Written instruction | Reproduce all of the material word for word.
################
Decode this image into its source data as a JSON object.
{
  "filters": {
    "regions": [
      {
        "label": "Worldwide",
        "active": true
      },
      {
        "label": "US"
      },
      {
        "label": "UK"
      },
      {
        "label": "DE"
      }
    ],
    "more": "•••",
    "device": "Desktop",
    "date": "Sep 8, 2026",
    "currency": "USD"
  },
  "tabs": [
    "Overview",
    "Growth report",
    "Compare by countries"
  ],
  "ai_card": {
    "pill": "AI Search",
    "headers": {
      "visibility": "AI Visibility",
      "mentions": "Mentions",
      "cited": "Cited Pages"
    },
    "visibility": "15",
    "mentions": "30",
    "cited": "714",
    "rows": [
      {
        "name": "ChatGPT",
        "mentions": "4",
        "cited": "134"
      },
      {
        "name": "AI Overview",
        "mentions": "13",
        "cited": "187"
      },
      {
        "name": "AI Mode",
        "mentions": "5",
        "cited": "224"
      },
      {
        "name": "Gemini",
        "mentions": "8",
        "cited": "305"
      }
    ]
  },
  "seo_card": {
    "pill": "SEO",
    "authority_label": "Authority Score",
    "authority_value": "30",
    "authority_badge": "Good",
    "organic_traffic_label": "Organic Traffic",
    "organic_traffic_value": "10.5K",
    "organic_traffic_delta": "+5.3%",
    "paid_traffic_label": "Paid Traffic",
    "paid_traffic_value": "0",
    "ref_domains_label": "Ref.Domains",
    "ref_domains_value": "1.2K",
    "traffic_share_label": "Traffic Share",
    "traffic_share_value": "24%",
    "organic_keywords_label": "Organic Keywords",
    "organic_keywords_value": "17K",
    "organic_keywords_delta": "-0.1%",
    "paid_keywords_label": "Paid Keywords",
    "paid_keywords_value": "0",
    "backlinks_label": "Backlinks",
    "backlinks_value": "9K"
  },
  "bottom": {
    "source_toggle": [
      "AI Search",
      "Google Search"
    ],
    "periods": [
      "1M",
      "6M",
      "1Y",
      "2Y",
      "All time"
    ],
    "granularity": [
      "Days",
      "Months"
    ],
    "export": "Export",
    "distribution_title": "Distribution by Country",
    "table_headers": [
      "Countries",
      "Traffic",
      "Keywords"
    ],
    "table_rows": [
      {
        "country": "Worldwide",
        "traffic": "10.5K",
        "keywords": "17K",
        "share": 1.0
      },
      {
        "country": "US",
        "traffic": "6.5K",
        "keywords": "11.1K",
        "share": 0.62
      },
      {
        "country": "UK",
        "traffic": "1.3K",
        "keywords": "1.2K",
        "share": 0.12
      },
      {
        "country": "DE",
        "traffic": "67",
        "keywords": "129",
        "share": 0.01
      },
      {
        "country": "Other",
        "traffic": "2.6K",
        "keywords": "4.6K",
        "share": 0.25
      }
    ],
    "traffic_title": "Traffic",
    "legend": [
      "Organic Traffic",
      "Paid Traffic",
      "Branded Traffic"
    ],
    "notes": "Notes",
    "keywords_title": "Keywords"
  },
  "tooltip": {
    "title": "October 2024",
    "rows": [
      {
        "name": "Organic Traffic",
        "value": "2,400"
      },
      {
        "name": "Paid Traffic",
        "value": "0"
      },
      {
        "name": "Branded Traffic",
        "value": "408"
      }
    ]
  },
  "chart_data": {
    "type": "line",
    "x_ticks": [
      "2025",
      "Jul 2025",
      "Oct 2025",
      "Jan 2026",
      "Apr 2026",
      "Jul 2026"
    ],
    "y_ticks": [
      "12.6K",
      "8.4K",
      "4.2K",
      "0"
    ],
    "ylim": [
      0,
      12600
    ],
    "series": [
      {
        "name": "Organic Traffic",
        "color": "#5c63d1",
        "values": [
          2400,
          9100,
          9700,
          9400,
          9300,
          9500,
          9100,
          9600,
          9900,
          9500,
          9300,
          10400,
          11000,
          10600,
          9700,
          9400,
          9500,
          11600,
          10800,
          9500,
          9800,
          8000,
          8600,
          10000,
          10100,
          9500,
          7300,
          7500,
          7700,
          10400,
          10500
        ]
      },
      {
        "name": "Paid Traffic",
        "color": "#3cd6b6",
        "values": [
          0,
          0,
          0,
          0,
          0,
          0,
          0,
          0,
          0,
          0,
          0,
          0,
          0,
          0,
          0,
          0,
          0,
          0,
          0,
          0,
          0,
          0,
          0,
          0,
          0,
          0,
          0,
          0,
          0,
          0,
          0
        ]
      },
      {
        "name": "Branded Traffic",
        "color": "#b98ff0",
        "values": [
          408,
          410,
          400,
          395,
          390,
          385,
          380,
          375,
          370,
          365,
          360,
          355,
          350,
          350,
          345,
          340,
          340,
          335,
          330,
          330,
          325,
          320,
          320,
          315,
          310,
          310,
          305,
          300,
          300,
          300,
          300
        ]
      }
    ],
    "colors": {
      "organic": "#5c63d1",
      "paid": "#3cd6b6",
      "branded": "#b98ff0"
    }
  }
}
################
Written answer |
Decode this image into its source data as a JSON object.
{
  "filters": {
    "regions": [
      {
        "label": "Worldwide",
        "active": true
      },
      {
        "label": "US"
      },
      {
        "label": "UK"
      },
      {
        "label": "DE"
      }
    ],
    "more": "•••",
    "device": "Desktop",
    "date": "Sep 8, 2026",
    "currency": "USD"
  },
  "tabs": [
    "Overview",
    "Growth report",
    "Compare by countries"
  ],
  "ai_card": {
    "pill": "AI Search",
    "headers": {
      "visibility": "AI Visibility",
      "mentions": "Mentions",
      "cited": "Cited Pages"
    },
    "visibility": "15",
    "mentions": "30",
    "cited": "714",
    "rows": [
      {
        "name": "ChatGPT",
        "mentions": "4",
        "cited": "134"
      },
      {
        "name": "AI Overview",
        "mentions": "13",
        "cited": "187"
      },
      {
        "name": "AI Mode",
        "mentions": "5",
        "cited": "224"
      },
      {
        "name": "Gemini",
        "mentions": "8",
        "cited": "305"
      }
    ]
  },
  "seo_card": {
    "pill": "SEO",
    "authority_label": "Authority Score",
    "authority_value": "30",
    "authority_badge": "Good",
    "organic_traffic_label": "Organic Traffic",
    "organic_traffic_value": "10.5K",
    "organic_traffic_delta": "+5.3%",
    "paid_traffic_label": "Paid Traffic",
    "paid_traffic_value": "0",
    "ref_domains_label": "Ref.Domains",
    "ref_domains_value": "1.2K",
    "traffic_share_label": "Traffic Share",
    "traffic_share_value": "24%",
    "organic_keywords_label": "Organic Keywords",
    "organic_keywords_value": "17K",
    "organic_keywords_delta": "-0.1%",
    "paid_keywords_label": "Paid Keywords",
    "paid_keywords_value": "0",
    "backlinks_label": "Backlinks",
    "backlinks_value": "9K"
  },
  "bottom": {
    "source_toggle": [
      "AI Search",
      "Google Search"
    ],
    "periods": [
      "1M",
      "6M",
      "1Y",
      "2Y",
      "All time"
    ],
    "granularity": [
      "Days",
      "Months"
    ],
    "export": "Export",
    "distribution_title": "Distribution by Country",
    "table_headers": [
      "Countries",
      "Traffic",
      "Keywords"
    ],
    "table_rows": [
      {
        "country": "Worldwide",
        "traffic": "10.5K",
        "keywords": "17K",
        "share": 1.0
      },
      {
        "country": "US",
        "traffic": "6.5K",
        "keywords": "11.1K",
        "share": 0.62
      },
      {
        "country": "UK",
        "traffic": "1.3K",
        "keywords": "1.2K",
        "share": 0.12
      },
      {
        "country": "DE",
        "traffic": "67",
        "keywords": "129",
        "share": 0.01
      },
      {
        "country": "Other",
        "traffic": "2.6K",
        "keywords": "4.6K",
        "share": 0.25
      }
    ],
    "traffic_title": "Traffic",
    "legend": [
      "Organic Traffic",
      "Paid Traffic",
      "Branded Traffic"
    ],
    "notes": "Notes",
    "keywords_title": "Keywords"
  },
  "tooltip": {
    "title": "October 2024",
    "rows": [
      {
        "name": "Organic Traffic",
        "value": "2,400"
      },
      {
        "name": "Paid Traffic",
        "value": "0"
      },
      {
        "name": "Branded Traffic",
        "value": "408"
      }
    ]
  },
  "chart_data": {
    "type": "line",
    "x_ticks": [
      "2025",
      "Jul 2025",
      "Oct 2025",
      "Jan 2026",
      "Apr 2026",
      "Jul 2026"
    ],
    "y_ticks": [
      "12.6K",
      "8.4K",
      "4.2K",
      "0"
    ],
    "ylim": [
      0,
      12600
    ],
    "series": [
      {
        "name": "Organic Traffic",
        "color": "#5c63d1",
        "values": [
          2400,
          9100,
          9700,
          9400,
          9300,
          9500,
          9100,
          9600,
          9900,
          9500,
          9300,
          10400,
          11000,
          10600,
          9700,
          9400,
          9500,
          11600,
          10800,
          9500,
          9800,
          8000,
          8600,
          10000,
          10100,
          9500,
          7300,
          7500,
          7700,
          10400,
          10500
        ]
      },
      {
        "name": "Paid Traffic",
        "color": "#3cd6b6",
        "values": [
          0,
          0,
          0,
          0,
          0,
          0,
          0,
          0,
          0,
          0,
          0,
          0,
          0,
          0,
          0,
          0,
          0,
          0,
          0,
          0,
          0,
          0,
          0,
          0,
          0,
          0,
          0,
          0,
          0,
          0,
          0
        ]
      },
      {
        "name": "Branded Traffic",
        "color": "#b98ff0",
        "values": [
          408,
          410,
          400,
          395,
          390,
          385,
          380,
          375,
          370,
          365,
          360,
          355,
          350,
          350,
          345,
          340,
          340,
          335,
          330,
          330,
          325,
          320,
          320,
          315,
          310,
          310,
          305,
          300,
          300,
          300,
          300
        ]
      }
    ],
    "colors": {
      "organic": "#5c63d1",
      "paid": "#3cd6b6",
      "branded": "#b98ff0"
    }
  }
}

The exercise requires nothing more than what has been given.